### WHAT YOU SHOULD DO:
Starting at the first row and ending at the row that contains "The light source 64 is at (167, 80).", format these rows as a Markdown table with a No column holding the row number and a Text column holding the row itself, and skip any blank rows.

### SUPPLIED DATA:

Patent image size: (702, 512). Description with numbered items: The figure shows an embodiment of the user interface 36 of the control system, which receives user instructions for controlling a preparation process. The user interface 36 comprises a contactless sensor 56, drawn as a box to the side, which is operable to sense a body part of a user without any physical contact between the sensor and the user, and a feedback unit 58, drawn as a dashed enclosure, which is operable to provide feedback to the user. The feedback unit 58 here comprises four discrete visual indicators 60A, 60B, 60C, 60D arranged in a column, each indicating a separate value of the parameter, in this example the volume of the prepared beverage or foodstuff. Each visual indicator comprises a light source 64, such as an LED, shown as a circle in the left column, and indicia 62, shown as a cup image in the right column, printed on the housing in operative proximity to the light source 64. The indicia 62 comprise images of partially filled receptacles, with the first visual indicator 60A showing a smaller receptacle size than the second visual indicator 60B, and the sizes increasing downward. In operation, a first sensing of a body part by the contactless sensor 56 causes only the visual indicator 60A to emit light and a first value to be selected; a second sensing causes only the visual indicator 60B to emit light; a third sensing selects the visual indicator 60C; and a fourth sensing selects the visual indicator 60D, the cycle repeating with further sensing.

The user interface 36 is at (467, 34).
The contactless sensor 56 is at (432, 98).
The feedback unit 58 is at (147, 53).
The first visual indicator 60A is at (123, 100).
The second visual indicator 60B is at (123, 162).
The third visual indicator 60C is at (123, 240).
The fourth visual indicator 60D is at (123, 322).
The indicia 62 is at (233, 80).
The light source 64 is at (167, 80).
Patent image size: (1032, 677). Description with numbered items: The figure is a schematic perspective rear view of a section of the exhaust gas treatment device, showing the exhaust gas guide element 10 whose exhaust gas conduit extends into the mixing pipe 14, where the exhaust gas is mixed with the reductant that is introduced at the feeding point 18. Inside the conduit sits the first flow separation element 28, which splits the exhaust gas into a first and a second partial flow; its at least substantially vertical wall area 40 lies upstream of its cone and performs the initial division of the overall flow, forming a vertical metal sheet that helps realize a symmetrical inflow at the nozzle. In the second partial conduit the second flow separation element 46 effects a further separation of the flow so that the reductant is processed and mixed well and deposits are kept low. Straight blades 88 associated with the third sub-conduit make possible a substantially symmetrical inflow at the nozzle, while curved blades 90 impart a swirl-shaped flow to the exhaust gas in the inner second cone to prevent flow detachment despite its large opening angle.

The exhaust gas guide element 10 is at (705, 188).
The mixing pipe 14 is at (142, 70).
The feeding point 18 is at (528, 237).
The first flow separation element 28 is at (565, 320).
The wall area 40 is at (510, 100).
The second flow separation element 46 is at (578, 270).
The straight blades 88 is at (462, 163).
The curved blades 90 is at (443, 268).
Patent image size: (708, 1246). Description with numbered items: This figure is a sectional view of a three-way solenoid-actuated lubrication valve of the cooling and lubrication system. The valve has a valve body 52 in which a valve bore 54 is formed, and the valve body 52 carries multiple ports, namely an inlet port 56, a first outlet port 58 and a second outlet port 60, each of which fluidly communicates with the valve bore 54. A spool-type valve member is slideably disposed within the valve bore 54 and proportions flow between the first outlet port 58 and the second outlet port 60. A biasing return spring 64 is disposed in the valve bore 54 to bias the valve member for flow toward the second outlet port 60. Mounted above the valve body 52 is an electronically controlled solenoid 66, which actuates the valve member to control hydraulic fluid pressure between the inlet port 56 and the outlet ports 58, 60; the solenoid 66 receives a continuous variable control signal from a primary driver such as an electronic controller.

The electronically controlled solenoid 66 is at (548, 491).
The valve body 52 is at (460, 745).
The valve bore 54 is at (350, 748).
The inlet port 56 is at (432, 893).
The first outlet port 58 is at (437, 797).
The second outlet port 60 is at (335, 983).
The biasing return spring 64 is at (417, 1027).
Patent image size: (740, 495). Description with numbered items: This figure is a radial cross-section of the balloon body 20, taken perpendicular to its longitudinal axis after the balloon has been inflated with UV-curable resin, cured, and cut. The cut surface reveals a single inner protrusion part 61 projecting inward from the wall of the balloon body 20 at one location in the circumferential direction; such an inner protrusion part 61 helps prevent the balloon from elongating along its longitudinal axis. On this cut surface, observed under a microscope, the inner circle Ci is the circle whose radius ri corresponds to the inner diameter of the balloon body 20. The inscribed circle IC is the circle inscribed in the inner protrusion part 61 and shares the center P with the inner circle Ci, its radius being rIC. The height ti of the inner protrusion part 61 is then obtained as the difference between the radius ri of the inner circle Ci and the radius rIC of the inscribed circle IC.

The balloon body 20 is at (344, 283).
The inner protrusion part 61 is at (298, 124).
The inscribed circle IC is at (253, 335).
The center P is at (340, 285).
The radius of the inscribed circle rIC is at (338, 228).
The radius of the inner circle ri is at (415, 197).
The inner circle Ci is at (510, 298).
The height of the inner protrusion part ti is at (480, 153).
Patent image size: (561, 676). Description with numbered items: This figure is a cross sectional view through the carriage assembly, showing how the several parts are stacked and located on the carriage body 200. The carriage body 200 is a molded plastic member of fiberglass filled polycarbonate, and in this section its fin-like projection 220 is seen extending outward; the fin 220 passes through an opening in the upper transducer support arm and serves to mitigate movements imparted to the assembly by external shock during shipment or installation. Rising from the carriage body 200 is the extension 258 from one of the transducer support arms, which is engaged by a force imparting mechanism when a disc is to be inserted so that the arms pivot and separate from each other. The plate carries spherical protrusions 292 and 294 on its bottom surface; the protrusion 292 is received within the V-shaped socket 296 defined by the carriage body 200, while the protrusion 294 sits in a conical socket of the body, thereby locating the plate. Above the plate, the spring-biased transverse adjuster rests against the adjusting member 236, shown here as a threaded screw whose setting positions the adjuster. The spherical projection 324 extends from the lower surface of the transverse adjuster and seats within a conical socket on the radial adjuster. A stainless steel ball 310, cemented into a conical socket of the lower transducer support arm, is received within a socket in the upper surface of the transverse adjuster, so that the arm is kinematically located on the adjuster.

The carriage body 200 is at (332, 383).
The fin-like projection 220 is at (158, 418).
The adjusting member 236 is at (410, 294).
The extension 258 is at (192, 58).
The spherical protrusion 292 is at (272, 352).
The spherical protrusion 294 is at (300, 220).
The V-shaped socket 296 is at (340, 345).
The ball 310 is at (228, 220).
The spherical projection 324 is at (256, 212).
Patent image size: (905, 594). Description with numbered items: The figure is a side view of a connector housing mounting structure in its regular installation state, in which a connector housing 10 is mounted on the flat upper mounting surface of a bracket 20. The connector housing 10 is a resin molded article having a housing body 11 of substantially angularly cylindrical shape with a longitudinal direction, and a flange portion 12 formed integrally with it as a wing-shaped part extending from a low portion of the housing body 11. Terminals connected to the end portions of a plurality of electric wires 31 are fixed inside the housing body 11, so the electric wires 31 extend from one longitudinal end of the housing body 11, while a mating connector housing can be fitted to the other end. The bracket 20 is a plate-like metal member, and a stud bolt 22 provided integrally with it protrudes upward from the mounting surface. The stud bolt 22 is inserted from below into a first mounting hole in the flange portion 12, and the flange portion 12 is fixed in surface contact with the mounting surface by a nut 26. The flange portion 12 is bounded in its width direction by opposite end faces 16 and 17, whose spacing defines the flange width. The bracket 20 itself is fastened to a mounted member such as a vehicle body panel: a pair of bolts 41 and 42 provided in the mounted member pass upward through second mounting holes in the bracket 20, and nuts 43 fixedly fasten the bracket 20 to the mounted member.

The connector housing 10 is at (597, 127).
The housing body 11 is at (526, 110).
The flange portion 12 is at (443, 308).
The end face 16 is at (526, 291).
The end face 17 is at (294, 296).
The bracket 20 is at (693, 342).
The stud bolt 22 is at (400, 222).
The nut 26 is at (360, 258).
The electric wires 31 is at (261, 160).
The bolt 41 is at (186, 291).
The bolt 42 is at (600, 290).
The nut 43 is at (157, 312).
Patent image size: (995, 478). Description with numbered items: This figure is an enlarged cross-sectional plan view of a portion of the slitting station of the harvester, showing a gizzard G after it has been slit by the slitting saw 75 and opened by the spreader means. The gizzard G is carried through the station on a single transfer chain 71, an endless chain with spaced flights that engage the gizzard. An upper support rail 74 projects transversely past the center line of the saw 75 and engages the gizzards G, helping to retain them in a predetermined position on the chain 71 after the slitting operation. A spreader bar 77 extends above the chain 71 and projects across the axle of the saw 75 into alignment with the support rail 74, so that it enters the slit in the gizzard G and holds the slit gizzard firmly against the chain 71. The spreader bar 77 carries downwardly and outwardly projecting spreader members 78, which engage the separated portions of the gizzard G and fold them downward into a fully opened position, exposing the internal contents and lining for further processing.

### TASK ANSWER:
| No | Text |
|---|---|
| 1 | Patent image size: (702, 512). Description with numbered items: The figure shows an embodiment of the user interface 36 of the control system, which receives user instructions for controlling a preparation process. The user interface 36 comprises a contactless sensor 56, drawn as a box to the side, which is operable to sense a body part of a user without any physical contact between the sensor and the user, and a feedback unit 58, drawn as a dashed enclosure, which is operable to provide feedback to the user. The feedback unit 58 here comprises four discrete visual indicators 60A, 60B, 60C, 60D arranged in a column, each indicating a separate value of the parameter, in this example the volume of the prepared beverage or foodstuff. Each visual indicator comprises a light source 64, such as an LED, shown as a circle in the left column, and indicia 62, shown as a cup image in the right column, printed on the housing in operative proximity to the light source 64. The indicia 62 comprise images of partially filled receptacles, with the first visual indicator 60A showing a smaller receptacle size than the second visual indicator 60B, and the sizes increasing downward. In operation, a first sensing of a body part by the contactless sensor 56 causes only the visual indicator 60A to emit light and a first value to be selected; a second sensing causes only the visual indicator 60B to emit light; a third sensing selects the visual indicator 60C; and a fourth sensing selects the visual indicator 60D, the cycle repeating with further sensing. |
| 2 | The user interface 36 is at (467, 34). |
| 3 | The contactless sensor 56 is at (432, 98). |
| 4 | The feedback unit 58 is at (147, 53). |
| 5 | The first visual indicator 60A is at (123, 100). |
| 6 | The second visual indicator 60B is at (123, 162). |
| 7 | The third visual indicator 60C is at (123, 240). |
| 8 | The fourth visual indicator 60D is at (123, 322). |
| 9 | The indicia 62 is at (233, 80). |
| 10 | The light source 64 is at (167, 80). |